REQUIREMENTS: Repeat the stretch from the line containing "legend-swatch-latvia [584, 77, 604, 97]" through the final line, switching "data-point-latvia" to "marker-latvia" and leaving everything else unchanged.

##### DATA SHOWN

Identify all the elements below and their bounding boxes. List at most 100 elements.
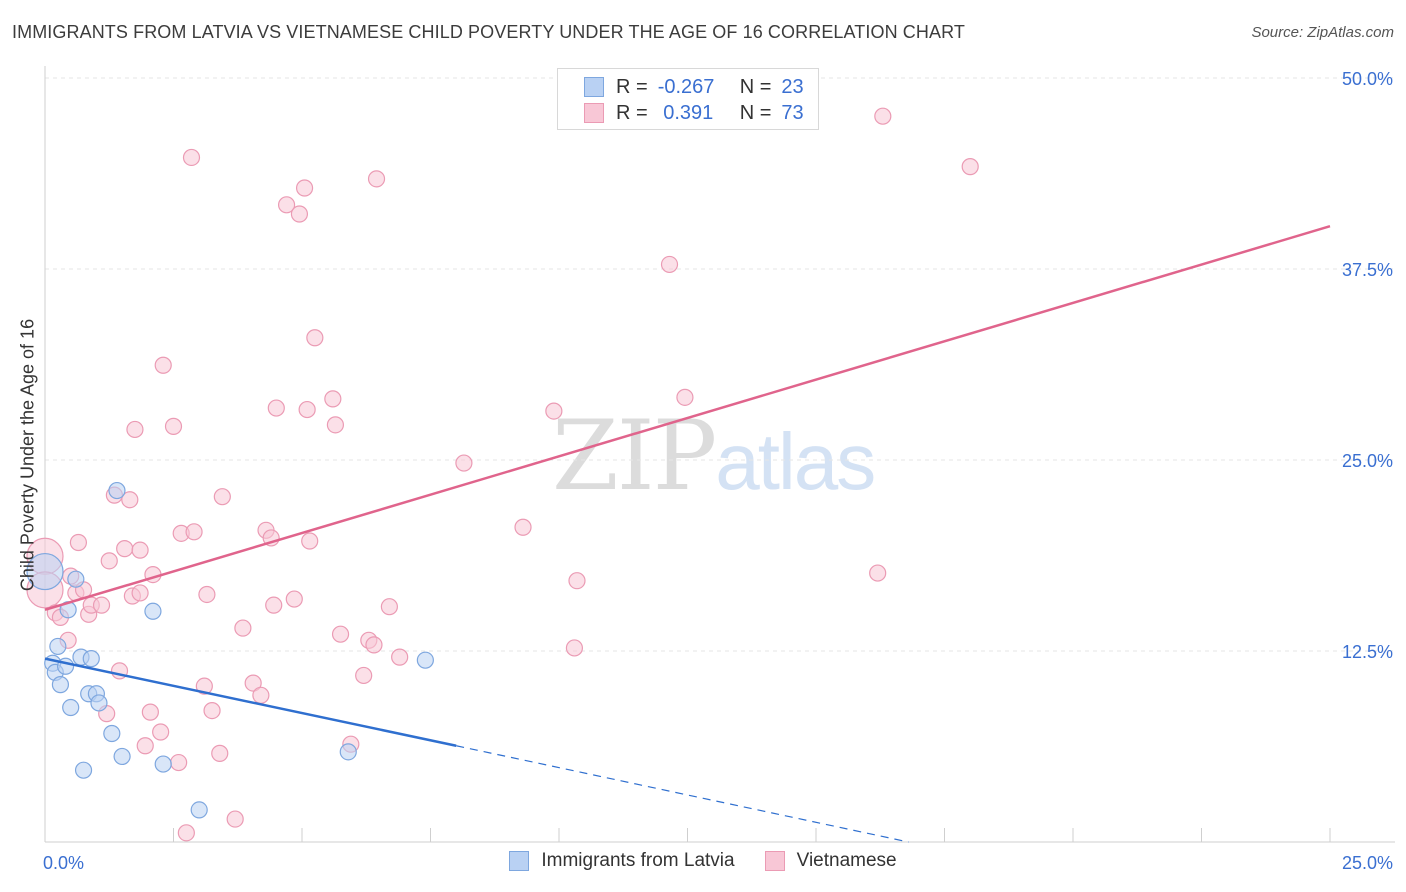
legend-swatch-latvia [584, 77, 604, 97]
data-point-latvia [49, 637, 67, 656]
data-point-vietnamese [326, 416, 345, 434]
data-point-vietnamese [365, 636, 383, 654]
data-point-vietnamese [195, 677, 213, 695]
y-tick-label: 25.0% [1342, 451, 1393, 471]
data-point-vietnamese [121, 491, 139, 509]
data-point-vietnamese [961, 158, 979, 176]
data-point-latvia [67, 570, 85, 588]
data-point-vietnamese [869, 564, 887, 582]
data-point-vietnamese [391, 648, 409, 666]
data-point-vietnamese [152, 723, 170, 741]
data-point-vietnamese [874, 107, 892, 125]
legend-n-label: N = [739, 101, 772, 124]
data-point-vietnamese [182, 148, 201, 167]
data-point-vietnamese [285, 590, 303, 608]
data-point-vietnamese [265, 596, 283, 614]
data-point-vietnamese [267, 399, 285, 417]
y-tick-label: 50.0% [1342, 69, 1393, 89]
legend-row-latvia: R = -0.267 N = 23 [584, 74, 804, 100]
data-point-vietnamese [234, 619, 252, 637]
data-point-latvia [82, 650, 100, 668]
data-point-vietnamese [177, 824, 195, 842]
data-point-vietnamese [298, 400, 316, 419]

##########

THE RESULT:
legend-swatch-latvia [584, 77, 604, 97]
marker-latvia [49, 637, 67, 656]
data-point-vietnamese [326, 416, 345, 434]
data-point-vietnamese [365, 636, 383, 654]
data-point-vietnamese [195, 677, 213, 695]
y-tick-label: 25.0% [1342, 451, 1393, 471]
data-point-vietnamese [121, 491, 139, 509]
data-point-vietnamese [961, 158, 979, 176]
marker-latvia [67, 570, 85, 588]
data-point-vietnamese [869, 564, 887, 582]
data-point-vietnamese [391, 648, 409, 666]
data-point-vietnamese [152, 723, 170, 741]
data-point-vietnamese [874, 107, 892, 125]
legend-n-label: N = [739, 101, 772, 124]
data-point-vietnamese [182, 148, 201, 167]
data-point-vietnamese [285, 590, 303, 608]
data-point-vietnamese [265, 596, 283, 614]
data-point-vietnamese [267, 399, 285, 417]
y-tick-label: 50.0% [1342, 69, 1393, 89]
legend-row-latvia: R = -0.267 N = 23 [584, 74, 804, 100]
data-point-vietnamese [234, 619, 252, 637]
marker-latvia [82, 650, 100, 668]
data-point-vietnamese [177, 824, 195, 842]
data-point-vietnamese [298, 400, 316, 419]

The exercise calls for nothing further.